Input for this task
|---|

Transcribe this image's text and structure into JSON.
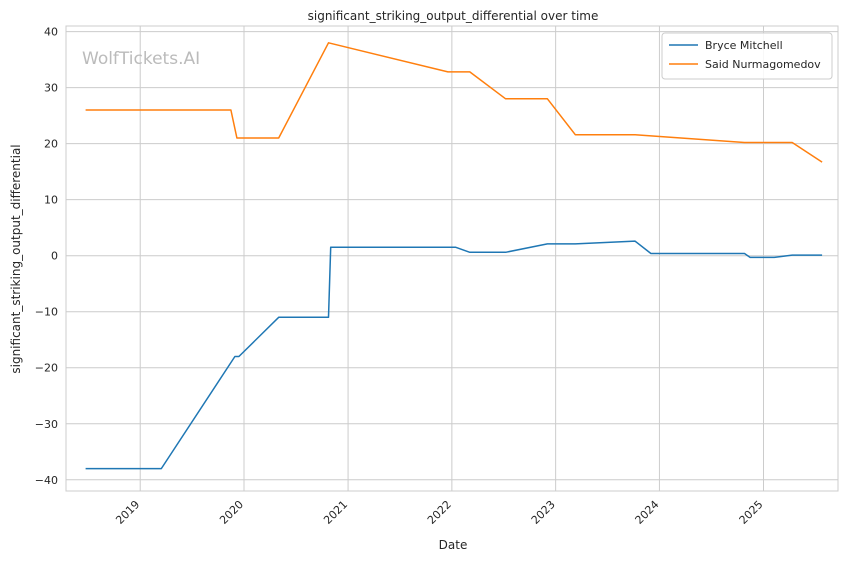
{
  "watermark": "WolfTickets.AI",
  "chart_data": {
    "type": "line",
    "title": "significant_striking_output_differential over time",
    "xlabel": "Date",
    "ylabel": "significant_striking_output_differential",
    "x_ticks": [
      "2019",
      "2020",
      "2021",
      "2022",
      "2023",
      "2024",
      "2025"
    ],
    "y_ticks": [
      -40,
      -30,
      -20,
      -10,
      0,
      10,
      20,
      30,
      40
    ],
    "xlim": [
      "2018-04-15",
      "2025-09-20"
    ],
    "ylim": [
      -42,
      41
    ],
    "grid": true,
    "legend_position": "top-right",
    "series": [
      {
        "name": "Bryce Mitchell",
        "color": "#1f77b4",
        "x": [
          "2018-06-23",
          "2019-03-16",
          "2019-11-30",
          "2019-12-14",
          "2020-05-02",
          "2020-10-24",
          "2020-11-01",
          "2022-01-15",
          "2022-03-05",
          "2022-07-09",
          "2022-12-03",
          "2023-03-11",
          "2023-10-07",
          "2023-12-02",
          "2024-10-26",
          "2024-11-15",
          "2025-02-08",
          "2025-04-12",
          "2025-07-26"
        ],
        "values": [
          -38,
          -38,
          -18,
          -18,
          -11,
          -11,
          1.5,
          1.5,
          0.6,
          0.6,
          2.1,
          2.1,
          2.6,
          0.4,
          0.4,
          -0.3,
          -0.3,
          0.1,
          0.1
        ]
      },
      {
        "name": "Said Nurmagomedov",
        "color": "#ff7f0e",
        "x": [
          "2018-06-23",
          "2019-11-16",
          "2019-12-07",
          "2020-05-02",
          "2020-10-24",
          "2021-12-18",
          "2022-03-05",
          "2022-07-09",
          "2022-12-03",
          "2023-03-11",
          "2023-10-07",
          "2024-10-26",
          "2025-04-12",
          "2025-07-26"
        ],
        "values": [
          26,
          26,
          21,
          21,
          38,
          32.8,
          32.8,
          28,
          28,
          21.6,
          21.6,
          20.2,
          20.2,
          16.7
        ]
      }
    ]
  }
}
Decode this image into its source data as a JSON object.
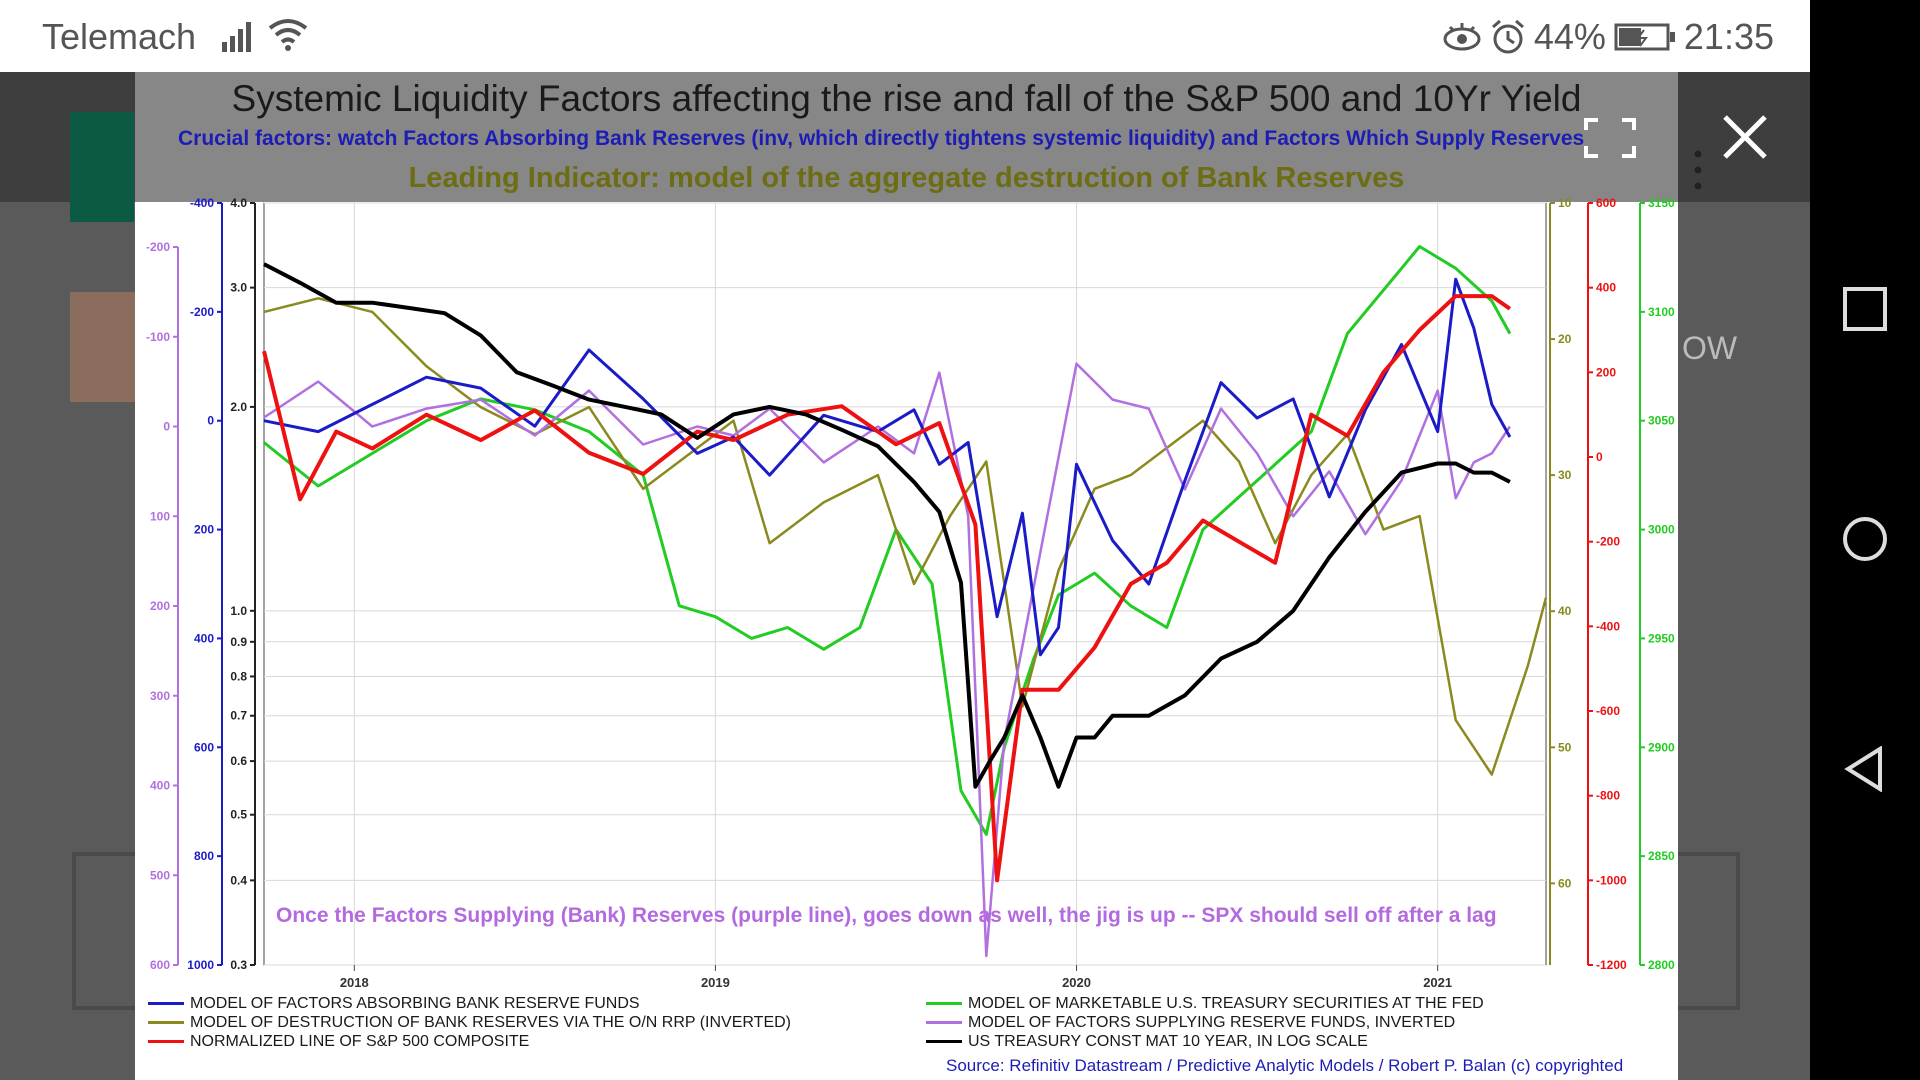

|---|

What is expected
Every record is to be reproduced exactly, with no pictures included.

Solution below
Transcribe this image's text and structure into JSON.
{
  "watermark": "WolfTickets.AI",
  "chart_data": {
    "type": "line",
    "title": "significant_striking_output_differential over time",
    "xlabel": "Date",
    "ylabel": "significant_striking_output_differential",
    "x_ticks": [
      "2019",
      "2020",
      "2021",
      "2022",
      "2023",
      "2024",
      "2025"
    ],
    "y_ticks": [
      -40,
      -30,
      -20,
      -10,
      0,
      10,
      20,
      30,
      40
    ],
    "xlim": [
      "2018-04-15",
      "2025-09-20"
    ],
    "ylim": [
      -42,
      41
    ],
    "grid": true,
    "legend_position": "top-right",
    "series": [
      {
        "name": "Bryce Mitchell",
        "color": "#1f77b4",
        "x": [
          "2018-06-23",
          "2019-03-16",
          "2019-11-30",
          "2019-12-14",
          "2020-05-02",
          "2020-10-24",
          "2020-11-01",
          "2022-01-15",
          "2022-03-05",
          "2022-07-09",
          "2022-12-03",
          "2023-03-11",
          "2023-10-07",
          "2023-12-02",
          "2024-10-26",
          "2024-11-15",
          "2025-02-08",
          "2025-04-12",
          "2025-07-26"
        ],
        "values": [
          -38,
          -38,
          -18,
          -18,
          -11,
          -11,
          1.5,
          1.5,
          0.6,
          0.6,
          2.1,
          2.1,
          2.6,
          0.4,
          0.4,
          -0.3,
          -0.3,
          0.1,
          0.1
        ]
      },
      {
        "name": "Said Nurmagomedov",
        "color": "#ff7f0e",
        "x": [
          "2018-06-23",
          "2019-11-16",
          "2019-12-07",
          "2020-05-02",
          "2020-10-24",
          "2021-12-18",
          "2022-03-05",
          "2022-07-09",
          "2022-12-03",
          "2023-03-11",
          "2023-10-07",
          "2024-10-26",
          "2025-04-12",
          "2025-07-26"
        ],
        "values": [
          26,
          26,
          21,
          21,
          38,
          32.8,
          32.8,
          28,
          28,
          21.6,
          21.6,
          20.2,
          20.2,
          16.7
        ]
      }
    ]
  }
}
Decode this image into its source data as a JSON object.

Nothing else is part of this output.